[Collection entries]
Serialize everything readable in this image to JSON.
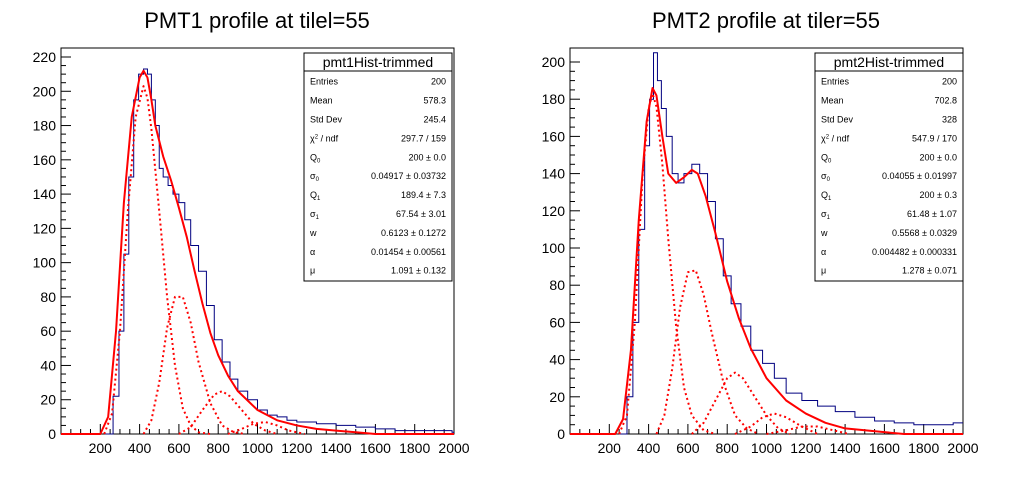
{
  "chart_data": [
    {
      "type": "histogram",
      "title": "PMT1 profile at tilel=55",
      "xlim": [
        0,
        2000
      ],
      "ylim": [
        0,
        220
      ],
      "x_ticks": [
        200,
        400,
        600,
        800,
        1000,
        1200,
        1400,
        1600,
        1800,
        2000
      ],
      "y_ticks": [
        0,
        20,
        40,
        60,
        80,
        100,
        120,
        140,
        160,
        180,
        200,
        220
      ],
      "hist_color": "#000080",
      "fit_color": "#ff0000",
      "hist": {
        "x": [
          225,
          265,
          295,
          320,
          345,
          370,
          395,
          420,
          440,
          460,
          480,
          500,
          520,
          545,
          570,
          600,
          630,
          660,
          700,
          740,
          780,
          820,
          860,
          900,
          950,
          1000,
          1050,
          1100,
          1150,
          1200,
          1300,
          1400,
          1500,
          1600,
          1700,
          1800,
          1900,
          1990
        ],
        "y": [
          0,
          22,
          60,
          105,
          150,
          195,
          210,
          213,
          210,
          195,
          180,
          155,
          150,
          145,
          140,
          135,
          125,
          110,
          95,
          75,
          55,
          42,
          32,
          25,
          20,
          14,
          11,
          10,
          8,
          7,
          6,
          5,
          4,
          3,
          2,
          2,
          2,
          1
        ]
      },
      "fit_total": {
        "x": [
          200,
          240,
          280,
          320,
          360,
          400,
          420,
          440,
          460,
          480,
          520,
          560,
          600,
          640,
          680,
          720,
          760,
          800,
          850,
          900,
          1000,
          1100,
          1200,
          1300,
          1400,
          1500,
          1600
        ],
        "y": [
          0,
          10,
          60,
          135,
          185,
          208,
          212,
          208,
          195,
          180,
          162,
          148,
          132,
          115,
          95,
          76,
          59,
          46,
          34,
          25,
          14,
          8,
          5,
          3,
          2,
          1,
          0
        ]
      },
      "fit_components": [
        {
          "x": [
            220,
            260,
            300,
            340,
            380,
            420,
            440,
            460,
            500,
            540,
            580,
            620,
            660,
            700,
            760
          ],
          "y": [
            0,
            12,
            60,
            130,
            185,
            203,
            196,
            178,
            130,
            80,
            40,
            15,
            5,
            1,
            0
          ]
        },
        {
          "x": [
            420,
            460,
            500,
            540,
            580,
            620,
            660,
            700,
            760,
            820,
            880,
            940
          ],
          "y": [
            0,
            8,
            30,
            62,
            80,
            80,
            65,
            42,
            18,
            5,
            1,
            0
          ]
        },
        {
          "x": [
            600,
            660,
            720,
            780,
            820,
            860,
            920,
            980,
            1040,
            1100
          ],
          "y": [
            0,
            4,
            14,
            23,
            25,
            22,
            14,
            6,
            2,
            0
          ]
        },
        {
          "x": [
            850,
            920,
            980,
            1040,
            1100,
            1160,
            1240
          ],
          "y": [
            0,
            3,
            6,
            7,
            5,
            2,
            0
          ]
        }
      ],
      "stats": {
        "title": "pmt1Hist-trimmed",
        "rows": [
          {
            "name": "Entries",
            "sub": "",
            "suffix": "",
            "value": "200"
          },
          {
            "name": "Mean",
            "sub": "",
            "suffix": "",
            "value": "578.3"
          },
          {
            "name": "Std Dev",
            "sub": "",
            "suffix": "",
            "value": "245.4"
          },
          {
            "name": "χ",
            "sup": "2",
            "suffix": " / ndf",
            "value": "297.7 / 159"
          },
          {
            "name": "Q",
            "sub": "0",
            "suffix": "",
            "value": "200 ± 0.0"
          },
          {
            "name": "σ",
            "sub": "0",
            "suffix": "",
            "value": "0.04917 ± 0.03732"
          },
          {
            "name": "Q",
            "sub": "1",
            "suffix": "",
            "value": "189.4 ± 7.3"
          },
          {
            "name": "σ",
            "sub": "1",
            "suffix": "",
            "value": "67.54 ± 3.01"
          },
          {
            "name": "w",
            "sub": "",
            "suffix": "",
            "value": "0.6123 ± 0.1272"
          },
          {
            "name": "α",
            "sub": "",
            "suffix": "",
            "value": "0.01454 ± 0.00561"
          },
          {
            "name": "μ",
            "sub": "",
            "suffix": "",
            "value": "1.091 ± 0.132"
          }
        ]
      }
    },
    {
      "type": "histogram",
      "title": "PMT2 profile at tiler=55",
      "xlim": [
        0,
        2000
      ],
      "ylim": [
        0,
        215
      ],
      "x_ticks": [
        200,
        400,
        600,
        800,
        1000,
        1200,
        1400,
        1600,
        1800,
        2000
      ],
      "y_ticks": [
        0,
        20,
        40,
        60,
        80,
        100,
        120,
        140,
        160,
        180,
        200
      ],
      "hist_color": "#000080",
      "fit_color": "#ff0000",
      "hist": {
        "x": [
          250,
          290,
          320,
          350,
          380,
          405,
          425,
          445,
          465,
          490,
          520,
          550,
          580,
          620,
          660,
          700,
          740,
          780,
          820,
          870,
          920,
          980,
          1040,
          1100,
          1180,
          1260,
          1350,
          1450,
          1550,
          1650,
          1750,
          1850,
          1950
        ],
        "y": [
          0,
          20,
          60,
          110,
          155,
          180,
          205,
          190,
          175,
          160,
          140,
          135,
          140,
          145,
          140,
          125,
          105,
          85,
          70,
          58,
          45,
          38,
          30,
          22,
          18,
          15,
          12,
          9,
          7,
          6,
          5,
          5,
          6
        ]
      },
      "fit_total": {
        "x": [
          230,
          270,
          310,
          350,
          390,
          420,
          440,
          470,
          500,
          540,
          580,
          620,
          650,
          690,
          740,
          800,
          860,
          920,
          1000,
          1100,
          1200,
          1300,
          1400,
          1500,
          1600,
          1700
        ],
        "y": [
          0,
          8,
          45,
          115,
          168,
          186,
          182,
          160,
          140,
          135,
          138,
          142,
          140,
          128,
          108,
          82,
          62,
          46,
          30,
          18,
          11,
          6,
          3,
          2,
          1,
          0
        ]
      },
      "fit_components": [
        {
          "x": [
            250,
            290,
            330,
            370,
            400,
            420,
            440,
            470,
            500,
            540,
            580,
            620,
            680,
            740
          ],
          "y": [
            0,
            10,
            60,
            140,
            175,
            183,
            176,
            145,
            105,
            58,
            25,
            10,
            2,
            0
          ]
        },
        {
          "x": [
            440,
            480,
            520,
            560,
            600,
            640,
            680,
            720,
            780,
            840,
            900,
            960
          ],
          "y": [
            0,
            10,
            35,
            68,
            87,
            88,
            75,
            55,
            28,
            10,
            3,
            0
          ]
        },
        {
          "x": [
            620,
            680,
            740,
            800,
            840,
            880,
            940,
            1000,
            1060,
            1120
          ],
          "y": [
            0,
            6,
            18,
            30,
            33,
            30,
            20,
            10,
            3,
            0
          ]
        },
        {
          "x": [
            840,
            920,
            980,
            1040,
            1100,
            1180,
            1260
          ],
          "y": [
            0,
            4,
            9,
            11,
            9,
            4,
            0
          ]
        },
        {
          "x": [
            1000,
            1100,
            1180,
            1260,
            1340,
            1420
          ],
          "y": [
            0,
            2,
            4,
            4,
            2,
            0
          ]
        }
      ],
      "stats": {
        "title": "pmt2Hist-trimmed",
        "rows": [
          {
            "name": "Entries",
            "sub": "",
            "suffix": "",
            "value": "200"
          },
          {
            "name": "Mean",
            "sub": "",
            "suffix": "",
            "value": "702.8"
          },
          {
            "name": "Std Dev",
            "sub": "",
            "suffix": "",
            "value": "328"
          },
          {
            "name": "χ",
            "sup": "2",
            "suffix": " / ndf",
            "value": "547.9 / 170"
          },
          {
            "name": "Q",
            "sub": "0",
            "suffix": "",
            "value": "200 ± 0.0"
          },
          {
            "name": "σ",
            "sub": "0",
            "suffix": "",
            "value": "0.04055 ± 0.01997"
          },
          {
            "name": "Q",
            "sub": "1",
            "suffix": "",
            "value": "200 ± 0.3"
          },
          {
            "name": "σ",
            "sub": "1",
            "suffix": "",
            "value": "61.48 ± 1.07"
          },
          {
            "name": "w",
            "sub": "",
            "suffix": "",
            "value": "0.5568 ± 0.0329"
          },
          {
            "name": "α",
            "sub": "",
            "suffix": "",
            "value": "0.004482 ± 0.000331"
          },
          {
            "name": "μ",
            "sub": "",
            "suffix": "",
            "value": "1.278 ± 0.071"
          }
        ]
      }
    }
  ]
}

* **The request**: Copy every line above that holds the word "profile".

* **Solution to the exercise**:
      "title": "PMT1 profile at tilel=55",
      "title": "PMT2 profile at tiler=55",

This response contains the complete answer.